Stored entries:
==============================

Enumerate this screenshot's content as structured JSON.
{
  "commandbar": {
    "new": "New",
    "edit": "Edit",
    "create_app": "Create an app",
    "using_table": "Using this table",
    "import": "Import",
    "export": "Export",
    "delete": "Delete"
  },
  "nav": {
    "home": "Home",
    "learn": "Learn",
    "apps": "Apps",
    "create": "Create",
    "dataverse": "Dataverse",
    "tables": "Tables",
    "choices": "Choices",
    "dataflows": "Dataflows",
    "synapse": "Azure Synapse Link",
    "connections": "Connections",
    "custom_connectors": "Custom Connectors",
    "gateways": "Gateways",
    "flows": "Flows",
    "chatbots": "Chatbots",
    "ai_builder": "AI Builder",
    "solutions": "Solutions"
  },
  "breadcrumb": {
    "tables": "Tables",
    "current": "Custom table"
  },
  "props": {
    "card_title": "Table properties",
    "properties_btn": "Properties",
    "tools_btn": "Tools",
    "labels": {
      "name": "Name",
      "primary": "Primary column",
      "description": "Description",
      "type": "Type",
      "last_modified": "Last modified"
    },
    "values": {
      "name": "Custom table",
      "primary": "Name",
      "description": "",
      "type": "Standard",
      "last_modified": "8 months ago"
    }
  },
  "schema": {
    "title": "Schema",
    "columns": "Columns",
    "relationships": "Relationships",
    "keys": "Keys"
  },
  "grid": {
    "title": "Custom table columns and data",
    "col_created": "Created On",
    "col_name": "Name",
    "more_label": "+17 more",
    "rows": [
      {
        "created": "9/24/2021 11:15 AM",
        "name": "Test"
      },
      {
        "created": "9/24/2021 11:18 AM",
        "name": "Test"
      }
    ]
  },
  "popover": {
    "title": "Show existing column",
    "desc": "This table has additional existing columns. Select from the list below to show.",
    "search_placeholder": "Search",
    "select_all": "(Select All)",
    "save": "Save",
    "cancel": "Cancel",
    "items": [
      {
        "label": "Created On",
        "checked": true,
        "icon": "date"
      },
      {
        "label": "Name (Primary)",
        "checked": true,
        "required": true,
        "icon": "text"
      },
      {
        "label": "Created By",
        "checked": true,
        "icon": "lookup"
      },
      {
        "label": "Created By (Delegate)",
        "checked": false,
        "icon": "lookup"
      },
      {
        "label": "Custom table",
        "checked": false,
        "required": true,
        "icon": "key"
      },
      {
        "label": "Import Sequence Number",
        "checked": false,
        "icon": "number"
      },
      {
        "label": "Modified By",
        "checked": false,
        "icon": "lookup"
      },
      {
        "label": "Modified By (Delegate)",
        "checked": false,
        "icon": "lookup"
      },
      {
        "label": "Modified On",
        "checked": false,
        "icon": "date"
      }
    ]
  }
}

==============================

DIRECTIONS FOR THIS TASK:
Output the records exactly, including every line.

REPLY TO THE EXERCISE:
Enumerate this screenshot's content as structured JSON.
{
  "commandbar": {
    "new": "New",
    "edit": "Edit",
    "create_app": "Create an app",
    "using_table": "Using this table",
    "import": "Import",
    "export": "Export",
    "delete": "Delete"
  },
  "nav": {
    "home": "Home",
    "learn": "Learn",
    "apps": "Apps",
    "create": "Create",
    "dataverse": "Dataverse",
    "tables": "Tables",
    "choices": "Choices",
    "dataflows": "Dataflows",
    "synapse": "Azure Synapse Link",
    "connections": "Connections",
    "custom_connectors": "Custom Connectors",
    "gateways": "Gateways",
    "flows": "Flows",
    "chatbots": "Chatbots",
    "ai_builder": "AI Builder",
    "solutions": "Solutions"
  },
  "breadcrumb": {
    "tables": "Tables",
    "current": "Custom table"
  },
  "props": {
    "card_title": "Table properties",
    "properties_btn": "Properties",
    "tools_btn": "Tools",
    "labels": {
      "name": "Name",
      "primary": "Primary column",
      "description": "Description",
      "type": "Type",
      "last_modified": "Last modified"
    },
    "values": {
      "name": "Custom table",
      "primary": "Name",
      "description": "",
      "type": "Standard",
      "last_modified": "8 months ago"
    }
  },
  "schema": {
    "title": "Schema",
    "columns": "Columns",
    "relationships": "Relationships",
    "keys": "Keys"
  },
  "grid": {
    "title": "Custom table columns and data",
    "col_created": "Created On",
    "col_name": "Name",
    "more_label": "+17 more",
    "rows": [
      {
        "created": "9/24/2021 11:15 AM",
        "name": "Test"
      },
      {
        "created": "9/24/2021 11:18 AM",
        "name": "Test"
      }
    ]
  },
  "popover": {
    "title": "Show existing column",
    "desc": "This table has additional existing columns. Select from the list below to show.",
    "search_placeholder": "Search",
    "select_all": "(Select All)",
    "save": "Save",
    "cancel": "Cancel",
    "items": [
      {
        "label": "Created On",
        "checked": true,
        "icon": "date"
      },
      {
        "label": "Name (Primary)",
        "checked": true,
        "required": true,
        "icon": "text"
      },
      {
        "label": "Created By",
        "checked": true,
        "icon": "lookup"
      },
      {
        "label": "Created By (Delegate)",
        "checked": false,
        "icon": "lookup"
      },
      {
        "label": "Custom table",
        "checked": false,
        "required": true,
        "icon": "key"
      },
      {
        "label": "Import Sequence Number",
        "checked": false,
        "icon": "number"
      },
      {
        "label": "Modified By",
        "checked": false,
        "icon": "lookup"
      },
      {
        "label": "Modified By (Delegate)",
        "checked": false,
        "icon": "lookup"
      },
      {
        "label": "Modified On",
        "checked": false,
        "icon": "date"
      }
    ]
  }
}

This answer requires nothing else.